§ **WRITTEN PROBLEM**: State the number of lines in these records that include the word "Output", and add nothing to it.

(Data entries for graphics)
********************
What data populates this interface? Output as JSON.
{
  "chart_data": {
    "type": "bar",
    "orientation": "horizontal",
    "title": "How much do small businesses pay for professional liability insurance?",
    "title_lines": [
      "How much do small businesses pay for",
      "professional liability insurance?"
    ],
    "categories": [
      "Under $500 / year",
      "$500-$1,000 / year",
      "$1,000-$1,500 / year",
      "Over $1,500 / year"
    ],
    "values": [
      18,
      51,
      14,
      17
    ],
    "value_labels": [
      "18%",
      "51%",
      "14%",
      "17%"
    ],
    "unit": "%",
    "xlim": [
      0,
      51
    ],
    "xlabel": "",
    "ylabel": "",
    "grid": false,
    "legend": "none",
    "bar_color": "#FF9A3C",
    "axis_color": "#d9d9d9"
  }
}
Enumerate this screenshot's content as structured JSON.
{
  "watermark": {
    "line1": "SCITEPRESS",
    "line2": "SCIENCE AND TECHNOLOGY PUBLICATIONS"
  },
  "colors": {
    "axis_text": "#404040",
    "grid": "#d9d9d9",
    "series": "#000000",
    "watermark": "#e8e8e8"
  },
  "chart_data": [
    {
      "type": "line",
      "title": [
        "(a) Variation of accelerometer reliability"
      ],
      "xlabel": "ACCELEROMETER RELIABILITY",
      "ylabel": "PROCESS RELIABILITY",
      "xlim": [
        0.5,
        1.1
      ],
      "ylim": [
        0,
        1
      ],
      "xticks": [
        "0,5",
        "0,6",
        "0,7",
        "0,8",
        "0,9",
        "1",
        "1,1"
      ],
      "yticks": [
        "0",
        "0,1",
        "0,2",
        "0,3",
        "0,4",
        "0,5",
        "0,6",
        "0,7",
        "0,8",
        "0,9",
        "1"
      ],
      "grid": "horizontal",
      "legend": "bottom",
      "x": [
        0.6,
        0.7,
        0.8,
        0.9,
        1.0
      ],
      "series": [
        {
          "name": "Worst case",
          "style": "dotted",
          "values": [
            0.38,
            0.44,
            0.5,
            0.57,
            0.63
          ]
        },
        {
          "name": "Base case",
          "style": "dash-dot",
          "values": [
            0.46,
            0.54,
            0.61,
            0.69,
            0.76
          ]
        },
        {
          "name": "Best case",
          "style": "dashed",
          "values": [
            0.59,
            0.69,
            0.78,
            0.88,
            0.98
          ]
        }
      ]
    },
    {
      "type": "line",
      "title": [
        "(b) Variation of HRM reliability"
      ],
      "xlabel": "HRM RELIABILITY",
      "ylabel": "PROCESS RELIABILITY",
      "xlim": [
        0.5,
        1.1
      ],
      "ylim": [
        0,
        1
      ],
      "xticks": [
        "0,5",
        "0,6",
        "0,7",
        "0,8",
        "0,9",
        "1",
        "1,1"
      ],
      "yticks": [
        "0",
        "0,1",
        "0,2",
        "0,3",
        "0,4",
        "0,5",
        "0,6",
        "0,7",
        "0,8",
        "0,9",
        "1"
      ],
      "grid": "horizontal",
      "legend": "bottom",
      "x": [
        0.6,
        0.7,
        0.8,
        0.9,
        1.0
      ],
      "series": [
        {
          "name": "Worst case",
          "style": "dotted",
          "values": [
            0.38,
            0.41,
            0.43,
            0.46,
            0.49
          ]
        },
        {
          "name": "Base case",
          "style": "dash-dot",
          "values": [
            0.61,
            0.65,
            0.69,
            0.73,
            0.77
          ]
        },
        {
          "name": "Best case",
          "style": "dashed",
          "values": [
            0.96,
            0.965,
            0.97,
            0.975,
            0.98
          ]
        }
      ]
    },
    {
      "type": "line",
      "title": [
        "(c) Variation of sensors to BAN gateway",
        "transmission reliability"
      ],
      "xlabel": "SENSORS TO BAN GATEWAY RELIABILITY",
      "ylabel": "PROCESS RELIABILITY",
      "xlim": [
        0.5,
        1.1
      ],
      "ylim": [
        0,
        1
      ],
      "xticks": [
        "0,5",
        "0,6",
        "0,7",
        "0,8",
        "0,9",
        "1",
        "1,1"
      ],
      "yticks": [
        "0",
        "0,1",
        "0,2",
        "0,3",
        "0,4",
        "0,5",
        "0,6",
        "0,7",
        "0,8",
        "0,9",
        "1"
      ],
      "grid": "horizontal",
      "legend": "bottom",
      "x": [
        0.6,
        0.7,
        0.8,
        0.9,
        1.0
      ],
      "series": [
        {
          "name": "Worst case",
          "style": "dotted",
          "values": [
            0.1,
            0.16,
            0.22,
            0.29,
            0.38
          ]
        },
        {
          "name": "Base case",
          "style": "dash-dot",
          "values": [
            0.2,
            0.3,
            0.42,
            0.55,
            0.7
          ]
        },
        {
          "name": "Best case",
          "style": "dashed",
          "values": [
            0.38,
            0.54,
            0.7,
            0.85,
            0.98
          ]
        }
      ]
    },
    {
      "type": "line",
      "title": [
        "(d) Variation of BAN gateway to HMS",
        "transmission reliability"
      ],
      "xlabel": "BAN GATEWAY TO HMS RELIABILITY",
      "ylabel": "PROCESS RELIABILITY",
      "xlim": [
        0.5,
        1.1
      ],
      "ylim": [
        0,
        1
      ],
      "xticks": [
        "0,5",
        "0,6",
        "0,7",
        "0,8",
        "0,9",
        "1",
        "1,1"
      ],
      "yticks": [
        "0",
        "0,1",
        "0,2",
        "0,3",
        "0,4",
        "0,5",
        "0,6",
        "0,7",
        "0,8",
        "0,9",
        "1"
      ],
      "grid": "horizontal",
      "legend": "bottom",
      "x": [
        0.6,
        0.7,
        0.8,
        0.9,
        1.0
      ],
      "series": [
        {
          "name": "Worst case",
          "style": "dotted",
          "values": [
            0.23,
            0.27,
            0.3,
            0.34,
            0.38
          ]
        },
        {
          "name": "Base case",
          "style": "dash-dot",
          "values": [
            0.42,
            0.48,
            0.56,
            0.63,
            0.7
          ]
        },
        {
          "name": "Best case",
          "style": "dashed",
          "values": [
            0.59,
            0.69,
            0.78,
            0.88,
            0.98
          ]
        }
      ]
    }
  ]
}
********************
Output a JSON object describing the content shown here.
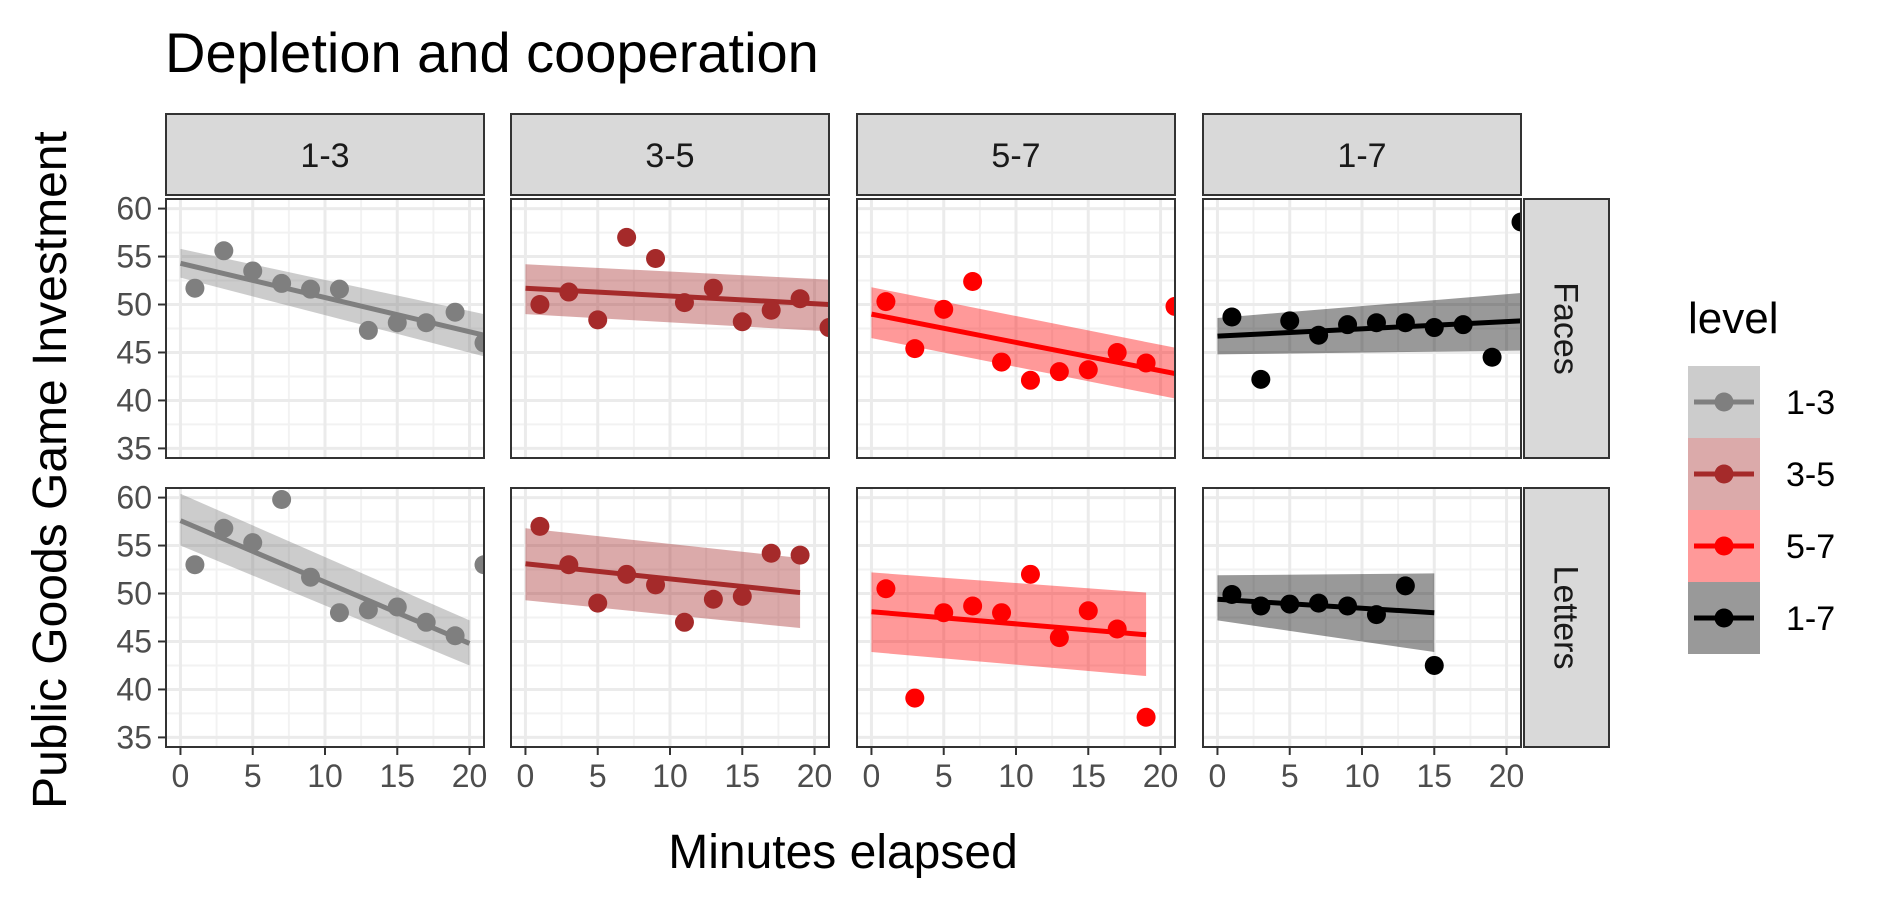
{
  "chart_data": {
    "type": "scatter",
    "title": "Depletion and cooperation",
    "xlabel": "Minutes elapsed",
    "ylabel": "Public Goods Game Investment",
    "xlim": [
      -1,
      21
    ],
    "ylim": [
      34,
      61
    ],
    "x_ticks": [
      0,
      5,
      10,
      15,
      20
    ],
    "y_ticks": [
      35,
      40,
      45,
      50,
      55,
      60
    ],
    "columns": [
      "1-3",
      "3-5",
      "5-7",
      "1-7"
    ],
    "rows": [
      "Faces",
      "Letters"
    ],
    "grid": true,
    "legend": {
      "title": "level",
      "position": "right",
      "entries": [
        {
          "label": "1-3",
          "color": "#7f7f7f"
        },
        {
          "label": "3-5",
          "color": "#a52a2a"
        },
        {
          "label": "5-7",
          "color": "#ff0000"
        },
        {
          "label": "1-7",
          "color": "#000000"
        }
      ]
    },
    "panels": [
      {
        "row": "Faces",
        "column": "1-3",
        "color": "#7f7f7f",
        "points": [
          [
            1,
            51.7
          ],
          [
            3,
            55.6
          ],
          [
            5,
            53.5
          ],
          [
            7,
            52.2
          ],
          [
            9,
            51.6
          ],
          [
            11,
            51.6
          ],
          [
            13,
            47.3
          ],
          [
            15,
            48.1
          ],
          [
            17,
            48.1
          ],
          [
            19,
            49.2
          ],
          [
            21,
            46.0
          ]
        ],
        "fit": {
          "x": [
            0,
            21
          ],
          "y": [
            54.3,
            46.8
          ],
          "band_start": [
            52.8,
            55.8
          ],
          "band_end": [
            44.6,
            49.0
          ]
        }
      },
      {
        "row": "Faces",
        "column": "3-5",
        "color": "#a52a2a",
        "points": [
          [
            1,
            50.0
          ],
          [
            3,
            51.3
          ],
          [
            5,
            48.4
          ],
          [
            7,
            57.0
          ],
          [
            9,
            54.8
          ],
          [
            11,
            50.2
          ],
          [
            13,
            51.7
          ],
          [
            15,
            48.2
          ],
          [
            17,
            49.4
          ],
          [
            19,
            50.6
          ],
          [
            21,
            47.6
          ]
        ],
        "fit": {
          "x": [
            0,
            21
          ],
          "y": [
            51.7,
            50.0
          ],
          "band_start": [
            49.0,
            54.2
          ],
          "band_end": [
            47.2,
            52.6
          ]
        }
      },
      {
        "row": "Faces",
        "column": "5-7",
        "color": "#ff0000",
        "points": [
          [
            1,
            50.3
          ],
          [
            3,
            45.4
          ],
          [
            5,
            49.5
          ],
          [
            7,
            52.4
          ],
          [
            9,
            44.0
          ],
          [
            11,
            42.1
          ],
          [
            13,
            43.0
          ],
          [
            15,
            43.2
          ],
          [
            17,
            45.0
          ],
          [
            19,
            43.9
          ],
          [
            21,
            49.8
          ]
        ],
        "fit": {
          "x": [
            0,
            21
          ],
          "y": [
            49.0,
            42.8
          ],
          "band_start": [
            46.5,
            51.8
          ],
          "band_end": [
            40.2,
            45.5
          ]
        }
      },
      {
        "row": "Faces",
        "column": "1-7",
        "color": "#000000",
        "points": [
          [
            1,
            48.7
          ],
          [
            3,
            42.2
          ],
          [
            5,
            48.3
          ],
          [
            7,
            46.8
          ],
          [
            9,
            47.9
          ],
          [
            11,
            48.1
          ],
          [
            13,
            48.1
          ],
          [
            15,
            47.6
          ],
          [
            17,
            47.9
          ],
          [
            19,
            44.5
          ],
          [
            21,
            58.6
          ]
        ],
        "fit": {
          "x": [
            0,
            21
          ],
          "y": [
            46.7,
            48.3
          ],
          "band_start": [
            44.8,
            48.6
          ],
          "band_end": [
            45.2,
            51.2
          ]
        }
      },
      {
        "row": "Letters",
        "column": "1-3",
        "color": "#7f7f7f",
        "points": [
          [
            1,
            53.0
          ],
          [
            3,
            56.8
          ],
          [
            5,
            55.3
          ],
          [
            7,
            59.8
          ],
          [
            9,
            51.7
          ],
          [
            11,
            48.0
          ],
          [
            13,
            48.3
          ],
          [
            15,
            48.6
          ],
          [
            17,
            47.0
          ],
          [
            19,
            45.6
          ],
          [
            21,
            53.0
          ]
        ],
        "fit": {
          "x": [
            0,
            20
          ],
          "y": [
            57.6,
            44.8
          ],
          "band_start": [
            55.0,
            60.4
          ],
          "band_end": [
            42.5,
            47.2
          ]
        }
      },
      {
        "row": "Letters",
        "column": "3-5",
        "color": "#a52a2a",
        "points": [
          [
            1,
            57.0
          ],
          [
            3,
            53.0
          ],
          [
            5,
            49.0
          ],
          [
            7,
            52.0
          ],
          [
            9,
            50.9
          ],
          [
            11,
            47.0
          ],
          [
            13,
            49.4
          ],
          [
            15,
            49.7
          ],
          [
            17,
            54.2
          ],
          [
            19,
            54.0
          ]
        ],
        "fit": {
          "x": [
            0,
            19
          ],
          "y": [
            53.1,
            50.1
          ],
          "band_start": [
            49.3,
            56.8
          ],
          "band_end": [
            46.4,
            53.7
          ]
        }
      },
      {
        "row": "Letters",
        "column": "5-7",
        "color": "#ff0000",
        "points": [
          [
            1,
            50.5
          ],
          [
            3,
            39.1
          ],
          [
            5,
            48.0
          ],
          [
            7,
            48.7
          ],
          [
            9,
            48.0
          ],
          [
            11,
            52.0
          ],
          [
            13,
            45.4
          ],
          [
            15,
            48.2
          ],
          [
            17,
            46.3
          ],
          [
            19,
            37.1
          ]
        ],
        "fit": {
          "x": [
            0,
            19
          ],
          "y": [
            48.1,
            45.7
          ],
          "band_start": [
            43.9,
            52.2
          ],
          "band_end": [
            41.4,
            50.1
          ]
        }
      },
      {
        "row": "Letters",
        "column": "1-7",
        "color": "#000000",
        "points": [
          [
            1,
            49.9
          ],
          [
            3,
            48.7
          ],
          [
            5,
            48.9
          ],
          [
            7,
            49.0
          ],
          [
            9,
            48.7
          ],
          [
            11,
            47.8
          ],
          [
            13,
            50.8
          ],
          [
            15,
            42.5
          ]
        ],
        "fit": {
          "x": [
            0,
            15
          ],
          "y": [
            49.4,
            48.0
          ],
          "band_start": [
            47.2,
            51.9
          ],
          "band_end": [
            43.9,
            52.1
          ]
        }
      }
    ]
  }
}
********************
§ **SOLUTION**: 2